## SELECTED EXTRACT:
· · · · · · ·


  1. At this rate, I’m going to have to watch the Wadsworth movie (“I Heard The Bells”) when it comes out streaming.
    But I look forward to it, as does the wife.

  2. I wish the NCJW would change their initials of their organization to properly reflect the true name:
    National Council of Marxist Women
    The NCJW reflects the opinions of fewer and fewer of today’s young Jewish women. The chabad(im?)s (Orthdox Judaism) show ever increasing numbers and their opinion of abortion falls under the Commandment that states: “Thou shalt not commit murder.”

    1. Thanks. I had a strong suspicion that that rather unfortunate sign represented the views of a small subset of Jewish women (if that). Unfortunately, it’s a very vocal and visible subset that’s over-represented in academia and the news media, thereby giving an inaccurate view.

  3. I appreciate old cars, trucks and firearms. Have always admired those vintage Dodge WCs, especially the Carryalls and radio trucks.

  4. Interesting photograph of the Land Mattress rocket system. It’s got a fascinating background, starting with the Hedgehog ASW mortar for the Royal Navy and evolving from there. Spigot mortars also played a role in World War I, as I’m sure you know.

· · · · · · ·

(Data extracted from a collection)
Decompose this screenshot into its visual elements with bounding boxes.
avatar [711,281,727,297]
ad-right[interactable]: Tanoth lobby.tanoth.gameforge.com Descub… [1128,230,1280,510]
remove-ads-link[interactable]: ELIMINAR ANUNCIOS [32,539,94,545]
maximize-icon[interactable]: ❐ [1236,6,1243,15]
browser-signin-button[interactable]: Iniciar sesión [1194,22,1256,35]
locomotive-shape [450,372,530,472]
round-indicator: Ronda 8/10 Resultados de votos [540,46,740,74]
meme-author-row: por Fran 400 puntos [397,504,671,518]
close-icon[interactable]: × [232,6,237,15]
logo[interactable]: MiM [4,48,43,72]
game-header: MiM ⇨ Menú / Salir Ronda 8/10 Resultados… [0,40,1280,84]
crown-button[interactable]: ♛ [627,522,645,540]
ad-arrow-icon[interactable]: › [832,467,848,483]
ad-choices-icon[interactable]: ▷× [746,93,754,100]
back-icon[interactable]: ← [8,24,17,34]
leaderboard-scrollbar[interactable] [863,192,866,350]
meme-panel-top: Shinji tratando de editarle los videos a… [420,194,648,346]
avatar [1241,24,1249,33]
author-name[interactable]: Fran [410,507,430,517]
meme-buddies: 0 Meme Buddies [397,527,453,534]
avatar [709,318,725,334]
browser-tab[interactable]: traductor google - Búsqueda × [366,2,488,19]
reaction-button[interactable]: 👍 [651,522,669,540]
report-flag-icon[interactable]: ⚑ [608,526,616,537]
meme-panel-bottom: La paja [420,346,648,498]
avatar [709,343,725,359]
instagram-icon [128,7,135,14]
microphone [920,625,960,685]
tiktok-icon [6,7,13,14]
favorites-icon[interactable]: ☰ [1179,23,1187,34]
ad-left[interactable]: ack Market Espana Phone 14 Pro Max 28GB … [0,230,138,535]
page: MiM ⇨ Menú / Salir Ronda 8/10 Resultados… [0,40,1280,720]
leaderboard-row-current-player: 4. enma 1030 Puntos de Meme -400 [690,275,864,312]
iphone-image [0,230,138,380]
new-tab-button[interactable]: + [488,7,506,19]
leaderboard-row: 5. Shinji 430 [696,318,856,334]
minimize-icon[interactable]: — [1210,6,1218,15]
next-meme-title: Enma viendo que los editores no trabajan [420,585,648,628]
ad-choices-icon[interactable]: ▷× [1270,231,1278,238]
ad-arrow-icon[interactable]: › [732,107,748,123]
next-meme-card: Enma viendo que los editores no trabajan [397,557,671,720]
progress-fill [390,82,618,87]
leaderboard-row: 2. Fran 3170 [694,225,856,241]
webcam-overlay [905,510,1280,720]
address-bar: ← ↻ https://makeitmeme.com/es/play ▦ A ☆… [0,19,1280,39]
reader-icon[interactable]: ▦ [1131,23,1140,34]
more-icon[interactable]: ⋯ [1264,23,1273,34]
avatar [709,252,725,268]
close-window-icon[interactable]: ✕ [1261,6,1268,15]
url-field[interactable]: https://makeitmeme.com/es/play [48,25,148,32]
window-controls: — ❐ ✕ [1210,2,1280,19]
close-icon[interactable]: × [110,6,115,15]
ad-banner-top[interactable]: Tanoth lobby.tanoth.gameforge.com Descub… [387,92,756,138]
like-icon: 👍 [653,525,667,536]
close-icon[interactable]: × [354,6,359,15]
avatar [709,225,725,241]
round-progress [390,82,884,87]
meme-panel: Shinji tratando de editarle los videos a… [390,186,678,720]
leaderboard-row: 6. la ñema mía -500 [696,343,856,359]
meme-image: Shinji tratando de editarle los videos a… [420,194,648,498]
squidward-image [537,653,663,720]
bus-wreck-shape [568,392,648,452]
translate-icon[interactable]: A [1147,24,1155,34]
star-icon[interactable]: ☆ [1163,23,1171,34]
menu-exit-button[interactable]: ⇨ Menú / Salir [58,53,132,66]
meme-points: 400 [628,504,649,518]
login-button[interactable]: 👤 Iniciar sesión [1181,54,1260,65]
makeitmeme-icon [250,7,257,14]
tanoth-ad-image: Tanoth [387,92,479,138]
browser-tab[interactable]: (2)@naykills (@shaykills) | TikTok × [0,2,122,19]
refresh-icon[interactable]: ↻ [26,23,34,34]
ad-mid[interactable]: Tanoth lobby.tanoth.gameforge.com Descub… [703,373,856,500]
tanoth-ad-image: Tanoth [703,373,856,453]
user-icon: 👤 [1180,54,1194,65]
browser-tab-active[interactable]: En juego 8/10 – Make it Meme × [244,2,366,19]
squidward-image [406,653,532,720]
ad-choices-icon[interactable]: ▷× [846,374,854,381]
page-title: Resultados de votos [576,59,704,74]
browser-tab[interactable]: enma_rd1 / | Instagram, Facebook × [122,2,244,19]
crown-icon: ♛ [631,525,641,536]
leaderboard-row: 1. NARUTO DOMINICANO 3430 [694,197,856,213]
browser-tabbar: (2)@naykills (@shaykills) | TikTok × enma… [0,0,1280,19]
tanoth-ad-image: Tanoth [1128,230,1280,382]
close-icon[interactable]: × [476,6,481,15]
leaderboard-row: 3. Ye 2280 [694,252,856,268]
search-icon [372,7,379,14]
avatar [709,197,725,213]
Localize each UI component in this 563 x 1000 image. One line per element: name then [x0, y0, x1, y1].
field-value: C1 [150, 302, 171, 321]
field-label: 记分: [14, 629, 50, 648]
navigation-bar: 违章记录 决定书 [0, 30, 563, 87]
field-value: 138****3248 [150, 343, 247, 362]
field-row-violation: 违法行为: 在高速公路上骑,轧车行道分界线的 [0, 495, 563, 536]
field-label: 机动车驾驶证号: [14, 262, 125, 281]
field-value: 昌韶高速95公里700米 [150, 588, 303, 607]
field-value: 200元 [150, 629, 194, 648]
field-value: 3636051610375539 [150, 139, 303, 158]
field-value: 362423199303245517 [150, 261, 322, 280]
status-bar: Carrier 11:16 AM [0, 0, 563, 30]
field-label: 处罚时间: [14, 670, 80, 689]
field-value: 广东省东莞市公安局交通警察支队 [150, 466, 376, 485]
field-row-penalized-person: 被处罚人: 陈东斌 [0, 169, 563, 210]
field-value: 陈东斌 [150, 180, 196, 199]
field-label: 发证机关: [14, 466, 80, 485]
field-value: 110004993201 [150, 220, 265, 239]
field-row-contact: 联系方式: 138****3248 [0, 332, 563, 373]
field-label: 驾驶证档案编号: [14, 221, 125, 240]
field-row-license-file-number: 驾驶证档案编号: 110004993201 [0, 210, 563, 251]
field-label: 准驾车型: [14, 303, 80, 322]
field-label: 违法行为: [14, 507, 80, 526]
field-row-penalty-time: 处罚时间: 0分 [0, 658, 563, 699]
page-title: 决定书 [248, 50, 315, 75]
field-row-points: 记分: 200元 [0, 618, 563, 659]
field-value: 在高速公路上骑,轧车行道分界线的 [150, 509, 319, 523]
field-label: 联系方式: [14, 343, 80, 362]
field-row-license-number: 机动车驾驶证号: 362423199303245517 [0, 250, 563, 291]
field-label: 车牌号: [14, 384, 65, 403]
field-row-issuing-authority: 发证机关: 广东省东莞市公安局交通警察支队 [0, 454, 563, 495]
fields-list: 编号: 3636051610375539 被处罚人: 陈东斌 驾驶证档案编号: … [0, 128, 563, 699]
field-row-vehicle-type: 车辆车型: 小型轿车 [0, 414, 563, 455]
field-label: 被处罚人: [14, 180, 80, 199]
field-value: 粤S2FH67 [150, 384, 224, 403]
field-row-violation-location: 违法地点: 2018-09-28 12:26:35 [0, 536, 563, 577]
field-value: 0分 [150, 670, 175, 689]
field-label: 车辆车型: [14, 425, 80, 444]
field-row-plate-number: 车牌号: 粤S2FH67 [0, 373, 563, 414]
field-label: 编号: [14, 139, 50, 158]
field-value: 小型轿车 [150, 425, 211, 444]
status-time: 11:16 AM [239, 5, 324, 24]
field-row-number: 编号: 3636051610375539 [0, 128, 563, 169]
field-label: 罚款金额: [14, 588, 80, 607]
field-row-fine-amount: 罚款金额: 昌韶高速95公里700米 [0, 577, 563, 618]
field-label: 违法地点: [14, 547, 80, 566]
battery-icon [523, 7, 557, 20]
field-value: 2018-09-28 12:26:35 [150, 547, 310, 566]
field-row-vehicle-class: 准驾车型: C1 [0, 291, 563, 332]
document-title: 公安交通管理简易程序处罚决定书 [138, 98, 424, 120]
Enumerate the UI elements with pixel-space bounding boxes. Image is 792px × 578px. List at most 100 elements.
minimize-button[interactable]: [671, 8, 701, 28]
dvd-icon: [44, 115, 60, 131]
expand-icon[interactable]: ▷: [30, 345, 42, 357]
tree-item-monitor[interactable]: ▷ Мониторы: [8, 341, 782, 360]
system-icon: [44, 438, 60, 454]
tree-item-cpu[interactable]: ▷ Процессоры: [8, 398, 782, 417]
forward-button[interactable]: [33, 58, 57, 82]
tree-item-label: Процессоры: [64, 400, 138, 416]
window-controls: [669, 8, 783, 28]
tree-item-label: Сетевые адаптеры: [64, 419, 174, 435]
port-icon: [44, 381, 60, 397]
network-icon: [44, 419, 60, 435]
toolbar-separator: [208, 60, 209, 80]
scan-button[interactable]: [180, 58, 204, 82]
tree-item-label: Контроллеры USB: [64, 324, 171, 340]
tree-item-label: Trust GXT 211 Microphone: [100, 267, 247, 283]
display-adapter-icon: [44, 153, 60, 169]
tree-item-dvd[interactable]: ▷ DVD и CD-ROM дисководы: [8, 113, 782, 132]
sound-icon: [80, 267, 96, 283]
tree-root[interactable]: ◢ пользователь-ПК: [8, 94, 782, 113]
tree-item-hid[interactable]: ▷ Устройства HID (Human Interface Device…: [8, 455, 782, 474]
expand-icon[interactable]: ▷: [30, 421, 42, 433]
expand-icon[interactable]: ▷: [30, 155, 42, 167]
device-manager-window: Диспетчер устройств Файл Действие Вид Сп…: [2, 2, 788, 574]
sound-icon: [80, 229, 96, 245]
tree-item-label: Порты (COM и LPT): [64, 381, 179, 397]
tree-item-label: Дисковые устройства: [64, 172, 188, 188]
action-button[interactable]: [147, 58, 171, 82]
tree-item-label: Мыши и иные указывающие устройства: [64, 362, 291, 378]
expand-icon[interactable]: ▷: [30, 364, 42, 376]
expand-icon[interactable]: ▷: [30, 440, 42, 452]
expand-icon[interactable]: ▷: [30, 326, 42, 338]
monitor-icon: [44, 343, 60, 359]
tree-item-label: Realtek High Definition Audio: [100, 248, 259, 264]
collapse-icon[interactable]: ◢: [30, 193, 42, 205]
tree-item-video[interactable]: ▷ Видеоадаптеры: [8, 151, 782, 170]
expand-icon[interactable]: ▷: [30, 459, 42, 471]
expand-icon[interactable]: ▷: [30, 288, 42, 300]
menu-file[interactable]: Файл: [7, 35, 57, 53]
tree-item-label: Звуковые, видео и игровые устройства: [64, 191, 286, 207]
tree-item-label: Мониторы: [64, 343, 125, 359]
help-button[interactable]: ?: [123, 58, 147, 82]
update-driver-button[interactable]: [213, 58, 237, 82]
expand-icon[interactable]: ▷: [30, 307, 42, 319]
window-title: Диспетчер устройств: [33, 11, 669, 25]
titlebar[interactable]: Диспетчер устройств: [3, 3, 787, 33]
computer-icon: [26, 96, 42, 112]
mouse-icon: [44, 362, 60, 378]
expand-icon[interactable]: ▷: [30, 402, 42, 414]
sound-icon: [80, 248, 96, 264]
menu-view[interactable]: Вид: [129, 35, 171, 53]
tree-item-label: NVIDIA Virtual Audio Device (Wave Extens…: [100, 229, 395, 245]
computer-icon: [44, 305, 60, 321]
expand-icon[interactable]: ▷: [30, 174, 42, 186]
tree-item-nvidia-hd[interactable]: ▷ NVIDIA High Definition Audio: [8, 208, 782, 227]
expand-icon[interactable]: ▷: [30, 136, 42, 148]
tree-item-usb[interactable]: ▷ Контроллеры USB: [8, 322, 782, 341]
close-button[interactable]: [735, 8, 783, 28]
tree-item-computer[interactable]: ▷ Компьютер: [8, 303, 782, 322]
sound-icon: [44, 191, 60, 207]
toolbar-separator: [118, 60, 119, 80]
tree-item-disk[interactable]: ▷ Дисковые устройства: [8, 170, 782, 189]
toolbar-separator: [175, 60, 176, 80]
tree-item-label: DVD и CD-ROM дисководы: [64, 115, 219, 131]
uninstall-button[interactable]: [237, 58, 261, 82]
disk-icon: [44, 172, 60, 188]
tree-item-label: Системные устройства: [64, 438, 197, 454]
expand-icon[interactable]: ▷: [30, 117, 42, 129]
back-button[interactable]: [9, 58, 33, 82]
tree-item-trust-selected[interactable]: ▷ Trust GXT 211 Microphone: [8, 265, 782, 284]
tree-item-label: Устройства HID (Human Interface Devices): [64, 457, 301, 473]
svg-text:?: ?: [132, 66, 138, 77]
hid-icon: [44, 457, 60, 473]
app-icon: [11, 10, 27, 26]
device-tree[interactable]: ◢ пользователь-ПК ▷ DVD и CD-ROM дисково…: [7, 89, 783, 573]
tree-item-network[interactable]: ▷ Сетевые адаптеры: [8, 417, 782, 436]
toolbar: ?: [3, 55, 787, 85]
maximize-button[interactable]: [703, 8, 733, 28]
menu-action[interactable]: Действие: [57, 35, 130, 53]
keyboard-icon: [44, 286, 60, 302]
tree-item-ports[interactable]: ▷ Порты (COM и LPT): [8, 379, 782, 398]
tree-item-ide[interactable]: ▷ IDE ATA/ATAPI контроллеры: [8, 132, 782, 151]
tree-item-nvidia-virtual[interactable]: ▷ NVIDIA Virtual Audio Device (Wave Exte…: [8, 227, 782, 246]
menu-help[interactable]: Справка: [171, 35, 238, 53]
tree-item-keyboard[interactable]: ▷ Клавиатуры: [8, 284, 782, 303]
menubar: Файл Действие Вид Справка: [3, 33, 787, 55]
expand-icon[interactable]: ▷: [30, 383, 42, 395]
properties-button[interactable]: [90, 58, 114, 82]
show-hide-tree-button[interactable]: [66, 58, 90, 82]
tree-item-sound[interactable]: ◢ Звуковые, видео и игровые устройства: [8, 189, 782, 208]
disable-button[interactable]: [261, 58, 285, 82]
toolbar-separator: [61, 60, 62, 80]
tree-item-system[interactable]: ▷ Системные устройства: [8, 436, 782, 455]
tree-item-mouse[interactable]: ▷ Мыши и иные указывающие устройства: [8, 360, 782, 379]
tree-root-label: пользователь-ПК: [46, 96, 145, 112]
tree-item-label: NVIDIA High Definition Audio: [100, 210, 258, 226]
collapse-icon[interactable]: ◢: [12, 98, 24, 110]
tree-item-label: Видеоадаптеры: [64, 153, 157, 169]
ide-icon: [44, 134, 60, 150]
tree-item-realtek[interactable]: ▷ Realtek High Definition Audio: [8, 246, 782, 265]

· · · · · · ·

## WORK REQUIRED:
Answer these questions about the comment thread, one per line.
1. Which movie does the first commenter plan to watch once it is available for streaming?
2. Which vintage vehicles does the third comment say the writer has always admired?
3. According to the fourth comment, what did the Land Mattress rocket system start with?
The listing comes from a different source than the text above it.

## ANSWER SECTION:
1. "I Heard The Bells"
2. Dodge WCs, especially the Carryalls and radio trucks
3. The Hedgehog ASW mortar for the Royal Navy